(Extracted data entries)
####
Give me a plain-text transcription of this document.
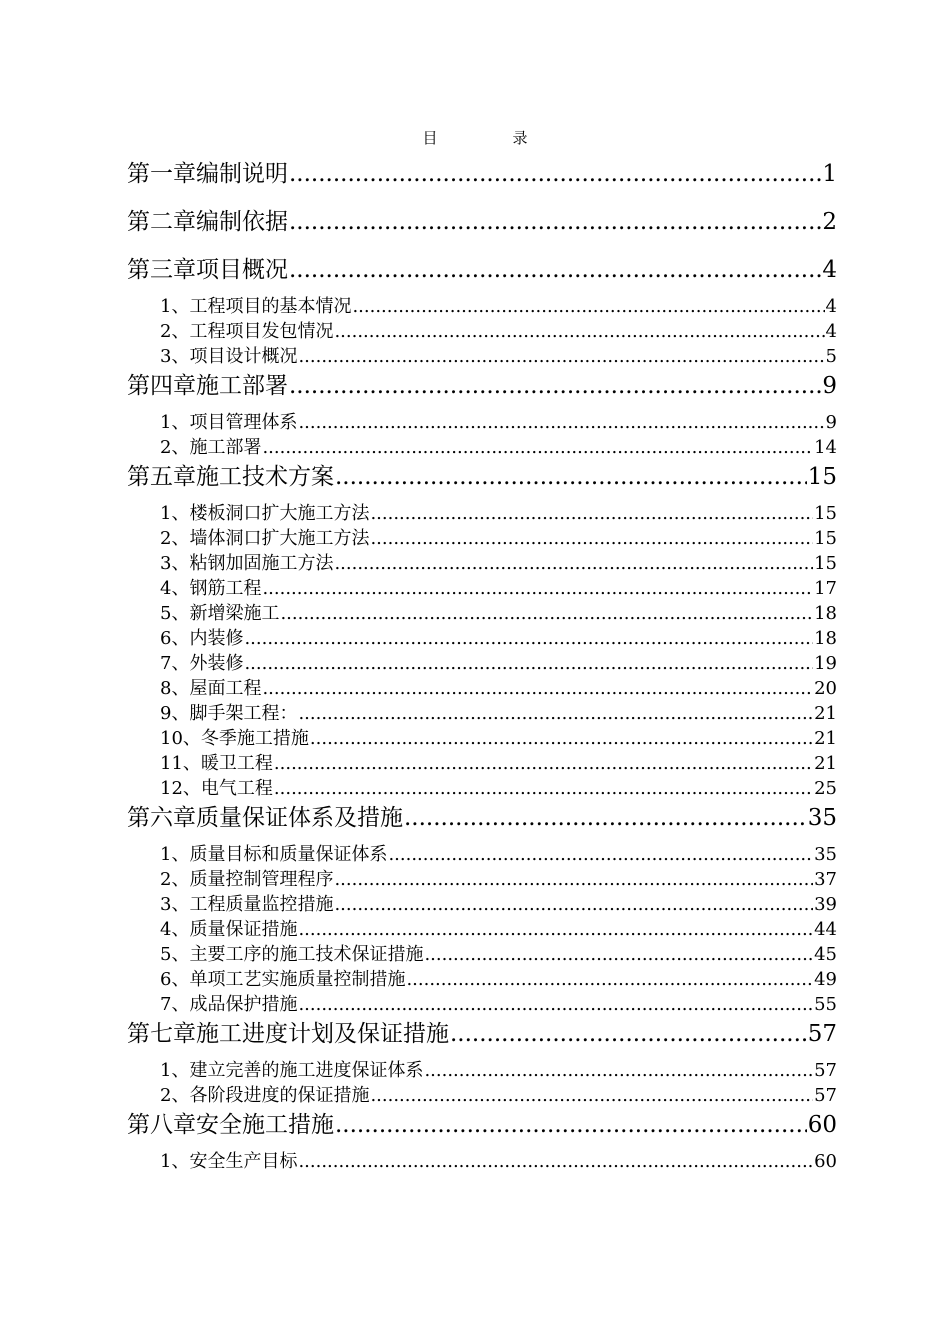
目　录
第一章 编制说明 .....	1
第二章 编制依据 .....	2
第三章 项目概况 .....	4
1、 工程项目的基本情况 .....	4
2、 工程项目发包情况 .....	4
3、 项目设计概况 .....	5
第四章 施工部署 .....	9
1、 项目管理体系 .....	9
2、 施工部署 .....	14
第五章 施工技术方案 .....	15
1、 楼板洞口扩大施工方法 .....	15
2、 墙体洞口扩大施工方法 .....	15
3、 粘钢加固施工方法 .....	15
4、 钢筋工程 .....	17
5、 新增梁施工 .....	18
6、 内装修 .....	18
7、 外装修 .....	19
8、 屋面工程 .....	20
9、 脚手架工程： .....	21
10、 冬季施工措施 .....	21
11、 暖卫工程 .....	21
12、 电气工程 .....	25
第六章 质量保证体系及措施 .....	35
1、 质量目标和质量保证体系 .....	35
2、 质量控制管理程序 .....	37
3、 工程质量监控措施 .....	39
4、 质量保证措施 .....	44
5、 主要工序的施工技术保证措施 .....	45
6、 单项工艺实施质量控制措施 .....	49
7、 成品保护措施 .....	55
第七章 施工进度计划及保证措施 .....	57
1、 建立完善的施工进度保证体系 .....	57
2、 各阶段进度的保证措施 .....	57
第八章 安全施工措施 .....	60
1、 安全生产目标 .....	60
####
- Task objective
Restate each line of the records exactly; pictures do not belong in the copy.

- Solution to this exercise
Give me a plain-text transcription of this document.
目　录
第一章 编制说明 .....	1
第二章 编制依据 .....	2
第三章 项目概况 .....	4
1、 工程项目的基本情况 .....	4
2、 工程项目发包情况 .....	4
3、 项目设计概况 .....	5
第四章 施工部署 .....	9
1、 项目管理体系 .....	9
2、 施工部署 .....	14
第五章 施工技术方案 .....	15
1、 楼板洞口扩大施工方法 .....	15
2、 墙体洞口扩大施工方法 .....	15
3、 粘钢加固施工方法 .....	15
4、 钢筋工程 .....	17
5、 新增梁施工 .....	18
6、 内装修 .....	18
7、 外装修 .....	19
8、 屋面工程 .....	20
9、 脚手架工程： .....	21
10、 冬季施工措施 .....	21
11、 暖卫工程 .....	21
12、 电气工程 .....	25
第六章 质量保证体系及措施 .....	35
1、 质量目标和质量保证体系 .....	35
2、 质量控制管理程序 .....	37
3、 工程质量监控措施 .....	39
4、 质量保证措施 .....	44
5、 主要工序的施工技术保证措施 .....	45
6、 单项工艺实施质量控制措施 .....	49
7、 成品保护措施 .....	55
第七章 施工进度计划及保证措施 .....	57
1、 建立完善的施工进度保证体系 .....	57
2、 各阶段进度的保证措施 .....	57
第八章 安全施工措施 .....	60
1、 安全生产目标 .....	60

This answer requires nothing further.